---- INPUT DATA
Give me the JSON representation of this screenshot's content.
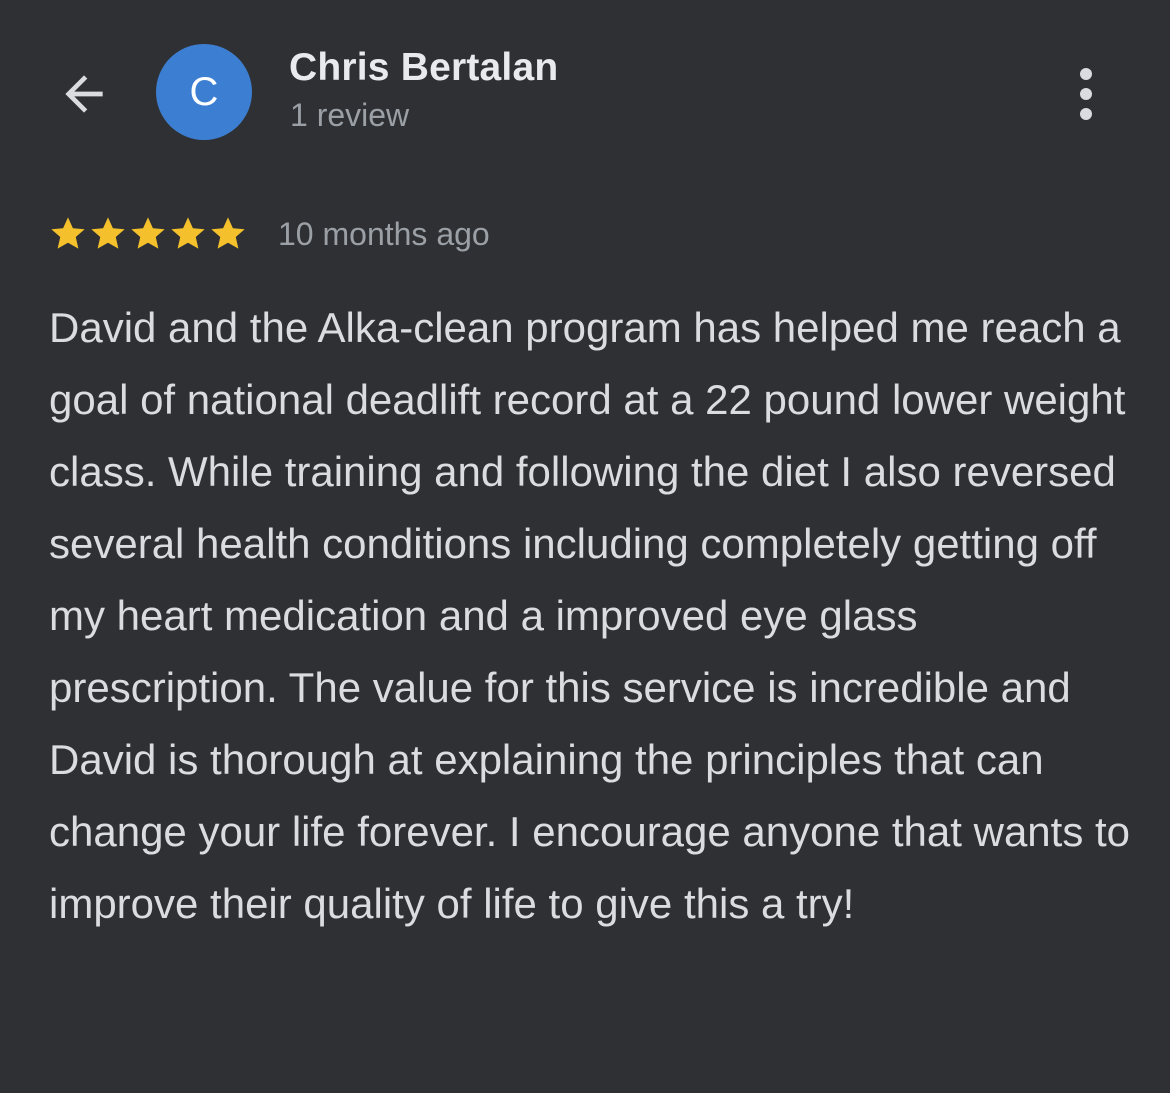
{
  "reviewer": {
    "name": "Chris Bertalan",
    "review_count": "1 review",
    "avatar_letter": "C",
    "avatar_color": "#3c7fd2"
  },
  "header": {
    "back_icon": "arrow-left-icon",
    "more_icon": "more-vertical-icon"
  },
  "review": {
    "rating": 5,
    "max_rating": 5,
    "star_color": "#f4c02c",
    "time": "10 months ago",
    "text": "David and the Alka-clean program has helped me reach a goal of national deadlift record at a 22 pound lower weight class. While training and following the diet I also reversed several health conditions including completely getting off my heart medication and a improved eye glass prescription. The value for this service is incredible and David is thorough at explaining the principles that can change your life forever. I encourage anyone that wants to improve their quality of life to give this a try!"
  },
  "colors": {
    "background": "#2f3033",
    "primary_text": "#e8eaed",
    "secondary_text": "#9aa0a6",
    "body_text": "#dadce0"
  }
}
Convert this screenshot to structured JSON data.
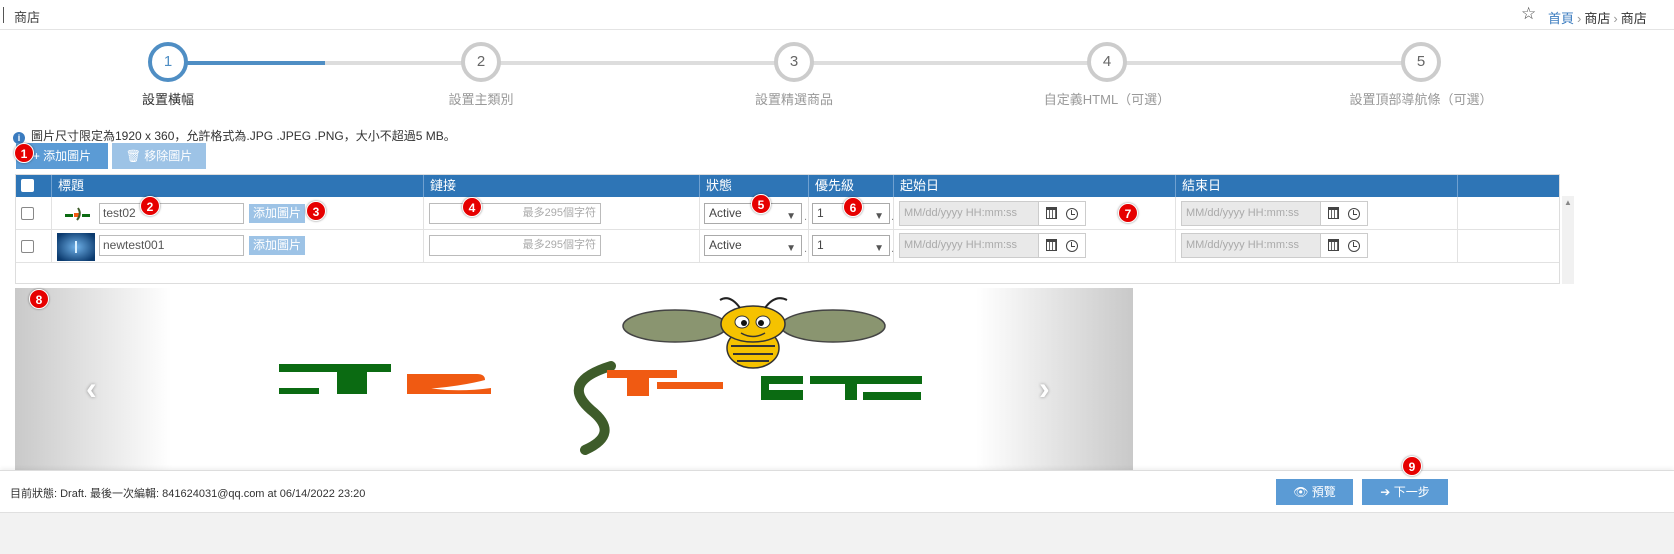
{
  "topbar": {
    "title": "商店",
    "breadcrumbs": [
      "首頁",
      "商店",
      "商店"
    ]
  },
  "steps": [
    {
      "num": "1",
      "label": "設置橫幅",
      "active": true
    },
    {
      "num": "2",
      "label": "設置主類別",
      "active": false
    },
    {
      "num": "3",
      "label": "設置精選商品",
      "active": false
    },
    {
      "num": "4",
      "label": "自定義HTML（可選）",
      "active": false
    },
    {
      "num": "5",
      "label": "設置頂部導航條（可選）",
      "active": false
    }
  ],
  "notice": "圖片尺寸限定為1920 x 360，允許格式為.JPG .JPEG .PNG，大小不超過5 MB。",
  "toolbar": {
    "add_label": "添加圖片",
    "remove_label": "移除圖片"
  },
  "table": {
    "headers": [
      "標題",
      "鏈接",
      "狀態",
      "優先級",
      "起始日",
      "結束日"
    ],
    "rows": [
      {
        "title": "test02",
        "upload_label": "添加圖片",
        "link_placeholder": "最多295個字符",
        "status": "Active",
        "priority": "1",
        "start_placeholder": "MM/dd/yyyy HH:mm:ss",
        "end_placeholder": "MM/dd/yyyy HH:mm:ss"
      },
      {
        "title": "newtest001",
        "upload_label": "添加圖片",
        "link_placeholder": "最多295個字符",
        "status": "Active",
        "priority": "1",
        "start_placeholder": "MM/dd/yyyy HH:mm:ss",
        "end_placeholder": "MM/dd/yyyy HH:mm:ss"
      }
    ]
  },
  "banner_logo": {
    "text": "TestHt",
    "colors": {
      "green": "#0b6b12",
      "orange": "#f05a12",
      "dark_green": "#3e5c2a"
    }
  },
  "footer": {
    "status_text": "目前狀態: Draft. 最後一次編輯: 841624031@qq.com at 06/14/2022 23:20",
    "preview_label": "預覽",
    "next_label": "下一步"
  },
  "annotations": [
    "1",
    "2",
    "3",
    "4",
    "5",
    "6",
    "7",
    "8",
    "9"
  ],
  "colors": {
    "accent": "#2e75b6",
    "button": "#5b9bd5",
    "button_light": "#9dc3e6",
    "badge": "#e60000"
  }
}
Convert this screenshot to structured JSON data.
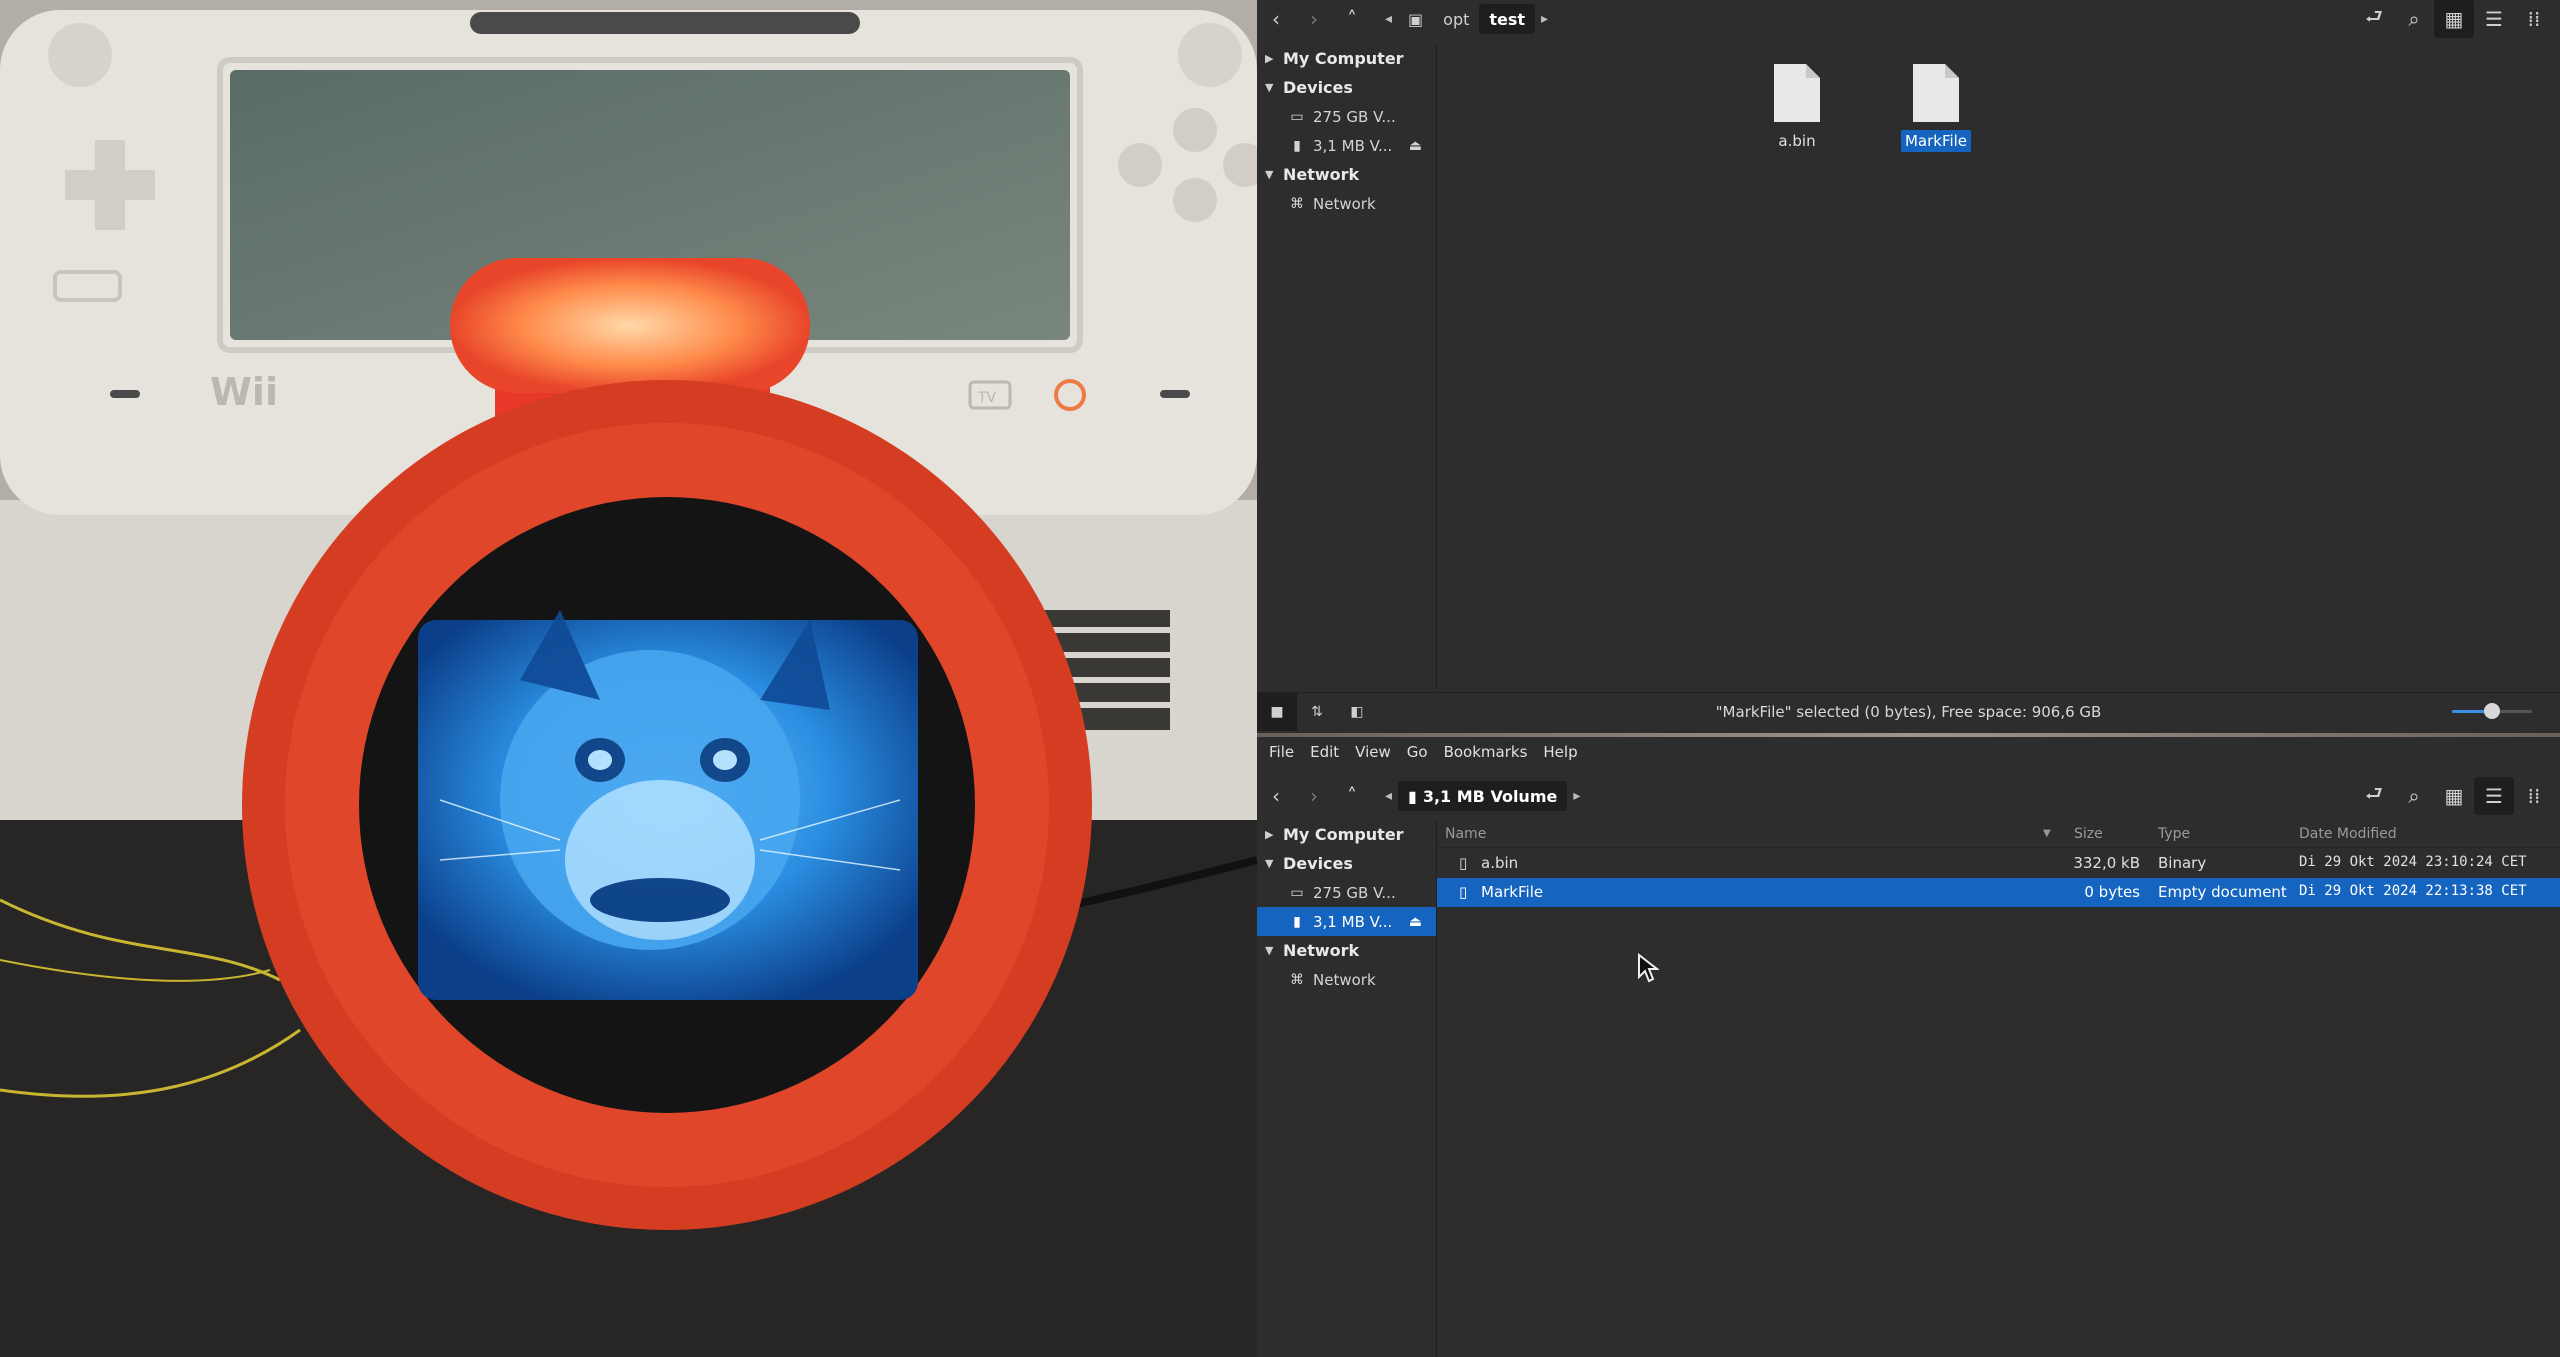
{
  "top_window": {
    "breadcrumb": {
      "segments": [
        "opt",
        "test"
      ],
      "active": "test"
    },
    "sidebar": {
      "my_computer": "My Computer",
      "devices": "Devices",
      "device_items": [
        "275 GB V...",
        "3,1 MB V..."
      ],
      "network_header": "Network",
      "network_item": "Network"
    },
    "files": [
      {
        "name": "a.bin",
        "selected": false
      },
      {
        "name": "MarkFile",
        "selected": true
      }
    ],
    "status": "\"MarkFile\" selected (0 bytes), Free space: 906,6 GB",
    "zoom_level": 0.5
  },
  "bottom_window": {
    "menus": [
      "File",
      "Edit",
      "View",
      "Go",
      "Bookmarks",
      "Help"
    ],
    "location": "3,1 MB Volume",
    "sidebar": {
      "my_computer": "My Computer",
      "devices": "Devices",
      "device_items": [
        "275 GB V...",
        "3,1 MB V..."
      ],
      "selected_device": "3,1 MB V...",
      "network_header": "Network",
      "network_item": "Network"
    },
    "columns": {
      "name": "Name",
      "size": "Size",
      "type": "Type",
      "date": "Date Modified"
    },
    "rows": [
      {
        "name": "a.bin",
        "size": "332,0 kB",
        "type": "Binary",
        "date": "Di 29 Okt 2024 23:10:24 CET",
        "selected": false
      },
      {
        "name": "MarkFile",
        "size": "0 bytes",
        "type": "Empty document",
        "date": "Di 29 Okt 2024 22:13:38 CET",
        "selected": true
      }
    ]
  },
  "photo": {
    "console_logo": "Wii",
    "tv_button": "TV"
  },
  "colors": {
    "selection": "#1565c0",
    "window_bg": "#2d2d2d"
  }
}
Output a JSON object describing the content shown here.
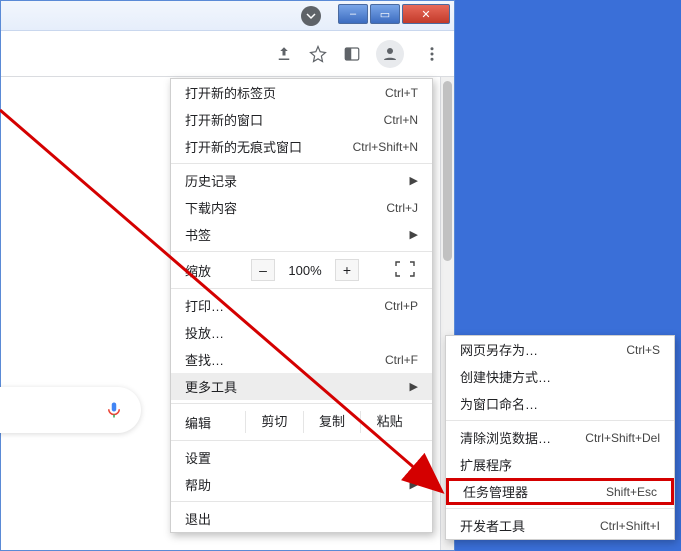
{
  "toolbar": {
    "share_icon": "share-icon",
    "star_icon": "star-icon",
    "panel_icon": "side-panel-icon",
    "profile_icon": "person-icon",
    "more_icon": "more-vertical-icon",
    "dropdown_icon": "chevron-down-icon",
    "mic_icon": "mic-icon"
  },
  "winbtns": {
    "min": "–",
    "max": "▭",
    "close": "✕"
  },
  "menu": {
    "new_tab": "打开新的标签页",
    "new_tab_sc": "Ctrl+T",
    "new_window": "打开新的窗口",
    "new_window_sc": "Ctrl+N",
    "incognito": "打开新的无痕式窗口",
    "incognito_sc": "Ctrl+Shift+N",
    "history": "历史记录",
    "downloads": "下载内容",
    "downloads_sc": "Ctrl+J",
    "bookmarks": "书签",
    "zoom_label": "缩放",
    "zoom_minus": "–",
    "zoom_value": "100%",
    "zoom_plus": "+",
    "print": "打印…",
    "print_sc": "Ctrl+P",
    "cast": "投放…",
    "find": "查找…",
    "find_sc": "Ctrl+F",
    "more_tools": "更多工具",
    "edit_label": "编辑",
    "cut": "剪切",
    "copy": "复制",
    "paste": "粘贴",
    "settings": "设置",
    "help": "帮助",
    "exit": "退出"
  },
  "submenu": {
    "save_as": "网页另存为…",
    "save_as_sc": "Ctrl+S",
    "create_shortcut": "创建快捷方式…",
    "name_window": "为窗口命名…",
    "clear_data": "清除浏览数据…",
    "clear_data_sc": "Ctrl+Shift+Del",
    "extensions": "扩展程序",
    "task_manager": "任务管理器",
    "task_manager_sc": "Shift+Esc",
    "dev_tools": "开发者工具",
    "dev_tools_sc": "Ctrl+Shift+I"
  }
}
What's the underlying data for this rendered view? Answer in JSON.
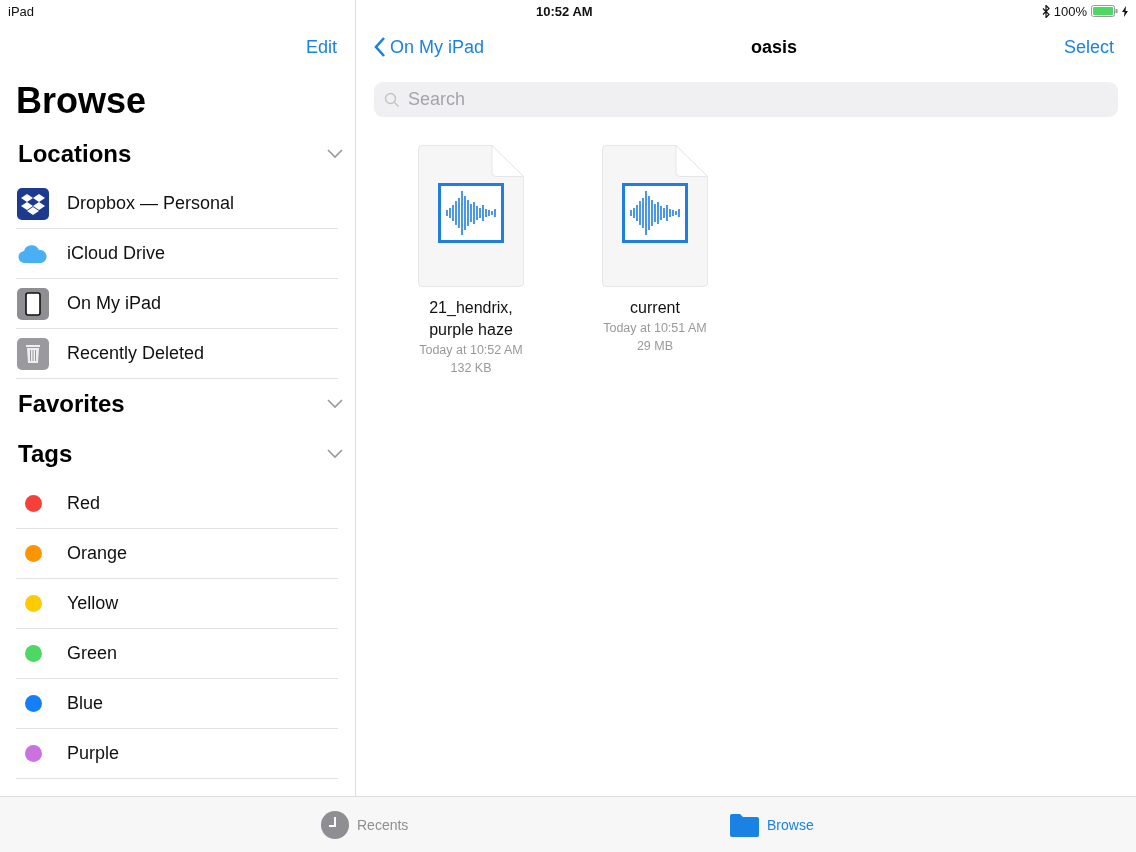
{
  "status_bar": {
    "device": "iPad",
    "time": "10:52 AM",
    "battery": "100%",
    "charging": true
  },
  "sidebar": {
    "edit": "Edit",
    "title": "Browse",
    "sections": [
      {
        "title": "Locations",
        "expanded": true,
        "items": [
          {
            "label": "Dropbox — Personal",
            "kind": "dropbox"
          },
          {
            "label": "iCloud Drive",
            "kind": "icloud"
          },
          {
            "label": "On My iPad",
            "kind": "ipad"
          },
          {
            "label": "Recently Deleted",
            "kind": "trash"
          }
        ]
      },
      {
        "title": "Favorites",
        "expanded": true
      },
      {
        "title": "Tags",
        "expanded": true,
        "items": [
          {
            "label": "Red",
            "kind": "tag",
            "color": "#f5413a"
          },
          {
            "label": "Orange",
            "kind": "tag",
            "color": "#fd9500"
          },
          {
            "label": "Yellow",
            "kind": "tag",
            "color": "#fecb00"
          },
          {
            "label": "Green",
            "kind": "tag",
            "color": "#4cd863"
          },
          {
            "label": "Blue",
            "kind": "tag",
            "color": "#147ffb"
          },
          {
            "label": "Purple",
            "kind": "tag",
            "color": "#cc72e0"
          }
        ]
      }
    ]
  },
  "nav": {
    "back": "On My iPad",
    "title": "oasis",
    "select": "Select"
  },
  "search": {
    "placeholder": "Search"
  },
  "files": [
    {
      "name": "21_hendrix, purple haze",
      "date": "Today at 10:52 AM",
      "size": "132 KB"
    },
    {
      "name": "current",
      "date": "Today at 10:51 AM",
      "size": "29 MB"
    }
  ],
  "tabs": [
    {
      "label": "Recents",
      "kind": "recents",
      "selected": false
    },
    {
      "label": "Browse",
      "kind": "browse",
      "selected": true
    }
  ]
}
--------
--- TASK STATEMENT ---
Provide only the count of lines in the data above that include the string "type".

--- EXERCISE SOLUTION ---
3